Given records:

>>>>>

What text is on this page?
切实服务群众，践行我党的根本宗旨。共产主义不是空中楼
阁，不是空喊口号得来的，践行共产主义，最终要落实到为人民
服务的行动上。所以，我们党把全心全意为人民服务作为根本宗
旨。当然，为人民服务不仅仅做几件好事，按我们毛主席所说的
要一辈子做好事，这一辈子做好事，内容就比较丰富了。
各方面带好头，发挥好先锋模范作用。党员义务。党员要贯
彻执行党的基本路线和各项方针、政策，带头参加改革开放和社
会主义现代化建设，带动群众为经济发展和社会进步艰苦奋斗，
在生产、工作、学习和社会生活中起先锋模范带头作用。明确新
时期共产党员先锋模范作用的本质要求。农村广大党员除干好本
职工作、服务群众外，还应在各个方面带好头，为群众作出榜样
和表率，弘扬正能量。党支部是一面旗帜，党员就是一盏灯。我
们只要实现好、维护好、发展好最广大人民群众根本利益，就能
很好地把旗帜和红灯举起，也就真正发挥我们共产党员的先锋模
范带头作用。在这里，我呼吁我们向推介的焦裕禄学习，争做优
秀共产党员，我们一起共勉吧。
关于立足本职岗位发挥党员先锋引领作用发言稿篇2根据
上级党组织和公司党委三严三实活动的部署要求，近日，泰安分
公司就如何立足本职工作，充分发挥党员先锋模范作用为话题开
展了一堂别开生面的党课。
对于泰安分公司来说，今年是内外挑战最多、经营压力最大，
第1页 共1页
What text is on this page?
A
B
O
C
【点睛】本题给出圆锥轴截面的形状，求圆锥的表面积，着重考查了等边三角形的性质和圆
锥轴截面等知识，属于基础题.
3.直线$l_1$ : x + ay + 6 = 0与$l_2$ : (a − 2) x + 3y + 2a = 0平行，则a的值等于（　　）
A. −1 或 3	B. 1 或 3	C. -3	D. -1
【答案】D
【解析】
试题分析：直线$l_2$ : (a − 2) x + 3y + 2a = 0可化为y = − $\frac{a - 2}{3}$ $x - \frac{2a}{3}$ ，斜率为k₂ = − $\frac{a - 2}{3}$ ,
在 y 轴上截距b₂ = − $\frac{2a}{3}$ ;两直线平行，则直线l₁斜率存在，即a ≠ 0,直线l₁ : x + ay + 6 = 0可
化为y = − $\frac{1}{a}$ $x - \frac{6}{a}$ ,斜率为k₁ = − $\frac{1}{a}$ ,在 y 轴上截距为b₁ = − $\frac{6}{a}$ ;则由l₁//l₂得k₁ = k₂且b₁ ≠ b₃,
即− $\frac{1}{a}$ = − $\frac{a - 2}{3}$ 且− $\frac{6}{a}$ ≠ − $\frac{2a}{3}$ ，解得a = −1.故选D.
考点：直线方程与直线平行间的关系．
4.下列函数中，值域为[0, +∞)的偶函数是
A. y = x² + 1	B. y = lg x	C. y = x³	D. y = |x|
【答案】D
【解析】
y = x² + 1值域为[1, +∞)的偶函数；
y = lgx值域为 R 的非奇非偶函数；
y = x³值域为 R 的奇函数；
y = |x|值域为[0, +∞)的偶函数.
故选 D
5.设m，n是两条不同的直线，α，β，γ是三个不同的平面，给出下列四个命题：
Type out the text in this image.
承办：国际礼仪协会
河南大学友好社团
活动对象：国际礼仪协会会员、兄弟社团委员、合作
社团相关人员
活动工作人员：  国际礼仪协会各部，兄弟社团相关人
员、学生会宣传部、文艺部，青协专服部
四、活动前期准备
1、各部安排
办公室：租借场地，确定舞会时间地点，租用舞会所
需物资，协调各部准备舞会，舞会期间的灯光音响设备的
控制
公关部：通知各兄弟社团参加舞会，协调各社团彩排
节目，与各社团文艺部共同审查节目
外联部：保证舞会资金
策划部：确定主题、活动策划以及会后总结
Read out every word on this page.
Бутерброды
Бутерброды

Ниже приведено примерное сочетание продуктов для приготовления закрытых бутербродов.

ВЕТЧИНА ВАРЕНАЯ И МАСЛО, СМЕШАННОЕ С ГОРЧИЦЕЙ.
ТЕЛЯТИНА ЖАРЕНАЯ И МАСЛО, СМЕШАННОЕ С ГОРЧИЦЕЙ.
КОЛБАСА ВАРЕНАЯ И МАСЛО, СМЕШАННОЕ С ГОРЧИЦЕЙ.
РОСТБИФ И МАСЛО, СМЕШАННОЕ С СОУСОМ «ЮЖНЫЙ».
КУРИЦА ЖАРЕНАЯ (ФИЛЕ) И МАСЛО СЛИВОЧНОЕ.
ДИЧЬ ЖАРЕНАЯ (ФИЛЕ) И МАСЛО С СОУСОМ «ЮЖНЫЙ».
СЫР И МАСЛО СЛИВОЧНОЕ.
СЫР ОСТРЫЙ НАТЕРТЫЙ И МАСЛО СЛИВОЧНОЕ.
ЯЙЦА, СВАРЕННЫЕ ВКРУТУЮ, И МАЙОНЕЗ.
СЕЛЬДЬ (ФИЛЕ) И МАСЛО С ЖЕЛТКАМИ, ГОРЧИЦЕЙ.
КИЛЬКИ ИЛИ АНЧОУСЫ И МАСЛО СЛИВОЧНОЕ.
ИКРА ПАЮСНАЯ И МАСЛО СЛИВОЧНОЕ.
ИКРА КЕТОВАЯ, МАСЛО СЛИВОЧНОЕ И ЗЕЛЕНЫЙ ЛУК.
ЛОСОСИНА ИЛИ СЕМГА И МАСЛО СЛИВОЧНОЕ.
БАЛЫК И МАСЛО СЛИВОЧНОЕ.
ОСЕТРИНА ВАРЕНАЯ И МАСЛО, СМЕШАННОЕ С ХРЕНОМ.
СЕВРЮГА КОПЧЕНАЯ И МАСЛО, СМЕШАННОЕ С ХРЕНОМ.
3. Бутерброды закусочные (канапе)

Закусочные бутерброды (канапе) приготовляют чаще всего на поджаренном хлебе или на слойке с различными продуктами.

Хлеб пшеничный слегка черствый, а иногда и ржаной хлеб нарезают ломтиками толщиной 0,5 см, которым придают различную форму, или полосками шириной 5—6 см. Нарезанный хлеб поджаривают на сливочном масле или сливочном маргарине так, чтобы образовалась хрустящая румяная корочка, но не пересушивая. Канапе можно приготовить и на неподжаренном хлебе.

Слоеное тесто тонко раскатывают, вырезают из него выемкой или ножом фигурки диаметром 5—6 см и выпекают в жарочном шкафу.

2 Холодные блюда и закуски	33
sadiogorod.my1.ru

<<<<<

Stated problem: Send back each record exactly as it stands.

Expected output:
What text is on this page?
切实服务群众，践行我党的根本宗旨。共产主义不是空中楼
阁，不是空喊口号得来的，践行共产主义，最终要落实到为人民
服务的行动上。所以，我们党把全心全意为人民服务作为根本宗
旨。当然，为人民服务不仅仅做几件好事，按我们毛主席所说的
要一辈子做好事，这一辈子做好事，内容就比较丰富了。
各方面带好头，发挥好先锋模范作用。党员义务。党员要贯
彻执行党的基本路线和各项方针、政策，带头参加改革开放和社
会主义现代化建设，带动群众为经济发展和社会进步艰苦奋斗，
在生产、工作、学习和社会生活中起先锋模范带头作用。明确新
时期共产党员先锋模范作用的本质要求。农村广大党员除干好本
职工作、服务群众外，还应在各个方面带好头，为群众作出榜样
和表率，弘扬正能量。党支部是一面旗帜，党员就是一盏灯。我
们只要实现好、维护好、发展好最广大人民群众根本利益，就能
很好地把旗帜和红灯举起，也就真正发挥我们共产党员的先锋模
范带头作用。在这里，我呼吁我们向推介的焦裕禄学习，争做优
秀共产党员，我们一起共勉吧。
关于立足本职岗位发挥党员先锋引领作用发言稿篇2根据
上级党组织和公司党委三严三实活动的部署要求，近日，泰安分
公司就如何立足本职工作，充分发挥党员先锋模范作用为话题开
展了一堂别开生面的党课。
对于泰安分公司来说，今年是内外挑战最多、经营压力最大，
第1页 共1页
What text is on this page?
A
B
O
C
【点睛】本题给出圆锥轴截面的形状，求圆锥的表面积，着重考查了等边三角形的性质和圆
锥轴截面等知识，属于基础题.
3.直线$l_1$ : x + ay + 6 = 0与$l_2$ : (a − 2) x + 3y + 2a = 0平行，则a的值等于（　　）
A. −1 或 3	B. 1 或 3	C. -3	D. -1
【答案】D
【解析】
试题分析：直线$l_2$ : (a − 2) x + 3y + 2a = 0可化为y = − $\frac{a - 2}{3}$ $x - \frac{2a}{3}$ ，斜率为k₂ = − $\frac{a - 2}{3}$ ,
在 y 轴上截距b₂ = − $\frac{2a}{3}$ ;两直线平行，则直线l₁斜率存在，即a ≠ 0,直线l₁ : x + ay + 6 = 0可
化为y = − $\frac{1}{a}$ $x - \frac{6}{a}$ ,斜率为k₁ = − $\frac{1}{a}$ ,在 y 轴上截距为b₁ = − $\frac{6}{a}$ ;则由l₁//l₂得k₁ = k₂且b₁ ≠ b₃,
即− $\frac{1}{a}$ = − $\frac{a - 2}{3}$ 且− $\frac{6}{a}$ ≠ − $\frac{2a}{3}$ ，解得a = −1.故选D.
考点：直线方程与直线平行间的关系．
4.下列函数中，值域为[0, +∞)的偶函数是
A. y = x² + 1	B. y = lg x	C. y = x³	D. y = |x|
【答案】D
【解析】
y = x² + 1值域为[1, +∞)的偶函数；
y = lgx值域为 R 的非奇非偶函数；
y = x³值域为 R 的奇函数；
y = |x|值域为[0, +∞)的偶函数.
故选 D
5.设m，n是两条不同的直线，α，β，γ是三个不同的平面，给出下列四个命题：
Type out the text in this image.
承办：国际礼仪协会
河南大学友好社团
活动对象：国际礼仪协会会员、兄弟社团委员、合作
社团相关人员
活动工作人员：  国际礼仪协会各部，兄弟社团相关人
员、学生会宣传部、文艺部，青协专服部
四、活动前期准备
1、各部安排
办公室：租借场地，确定舞会时间地点，租用舞会所
需物资，协调各部准备舞会，舞会期间的灯光音响设备的
控制
公关部：通知各兄弟社团参加舞会，协调各社团彩排
节目，与各社团文艺部共同审查节目
外联部：保证舞会资金
策划部：确定主题、活动策划以及会后总结
Read out every word on this page.
Бутерброды
Бутерброды

Ниже приведено примерное сочетание продуктов для приготовления закрытых бутербродов.

ВЕТЧИНА ВАРЕНАЯ И МАСЛО, СМЕШАННОЕ С ГОРЧИЦЕЙ.
ТЕЛЯТИНА ЖАРЕНАЯ И МАСЛО, СМЕШАННОЕ С ГОРЧИЦЕЙ.
КОЛБАСА ВАРЕНАЯ И МАСЛО, СМЕШАННОЕ С ГОРЧИЦЕЙ.
РОСТБИФ И МАСЛО, СМЕШАННОЕ С СОУСОМ «ЮЖНЫЙ».
КУРИЦА ЖАРЕНАЯ (ФИЛЕ) И МАСЛО СЛИВОЧНОЕ.
ДИЧЬ ЖАРЕНАЯ (ФИЛЕ) И МАСЛО С СОУСОМ «ЮЖНЫЙ».
СЫР И МАСЛО СЛИВОЧНОЕ.
СЫР ОСТРЫЙ НАТЕРТЫЙ И МАСЛО СЛИВОЧНОЕ.
ЯЙЦА, СВАРЕННЫЕ ВКРУТУЮ, И МАЙОНЕЗ.
СЕЛЬДЬ (ФИЛЕ) И МАСЛО С ЖЕЛТКАМИ, ГОРЧИЦЕЙ.
КИЛЬКИ ИЛИ АНЧОУСЫ И МАСЛО СЛИВОЧНОЕ.
ИКРА ПАЮСНАЯ И МАСЛО СЛИВОЧНОЕ.
ИКРА КЕТОВАЯ, МАСЛО СЛИВОЧНОЕ И ЗЕЛЕНЫЙ ЛУК.
ЛОСОСИНА ИЛИ СЕМГА И МАСЛО СЛИВОЧНОЕ.
БАЛЫК И МАСЛО СЛИВОЧНОЕ.
ОСЕТРИНА ВАРЕНАЯ И МАСЛО, СМЕШАННОЕ С ХРЕНОМ.
СЕВРЮГА КОПЧЕНАЯ И МАСЛО, СМЕШАННОЕ С ХРЕНОМ.
3. Бутерброды закусочные (канапе)

Закусочные бутерброды (канапе) приготовляют чаще всего на поджаренном хлебе или на слойке с различными продуктами.

Хлеб пшеничный слегка черствый, а иногда и ржаной хлеб нарезают ломтиками толщиной 0,5 см, которым придают различную форму, или полосками шириной 5—6 см. Нарезанный хлеб поджаривают на сливочном масле или сливочном маргарине так, чтобы образовалась хрустящая румяная корочка, но не пересушивая. Канапе можно приготовить и на неподжаренном хлебе.

Слоеное тесто тонко раскатывают, вырезают из него выемкой или ножом фигурки диаметром 5—6 см и выпекают в жарочном шкафу.

2 Холодные блюда и закуски	33
sadiogorod.my1.ru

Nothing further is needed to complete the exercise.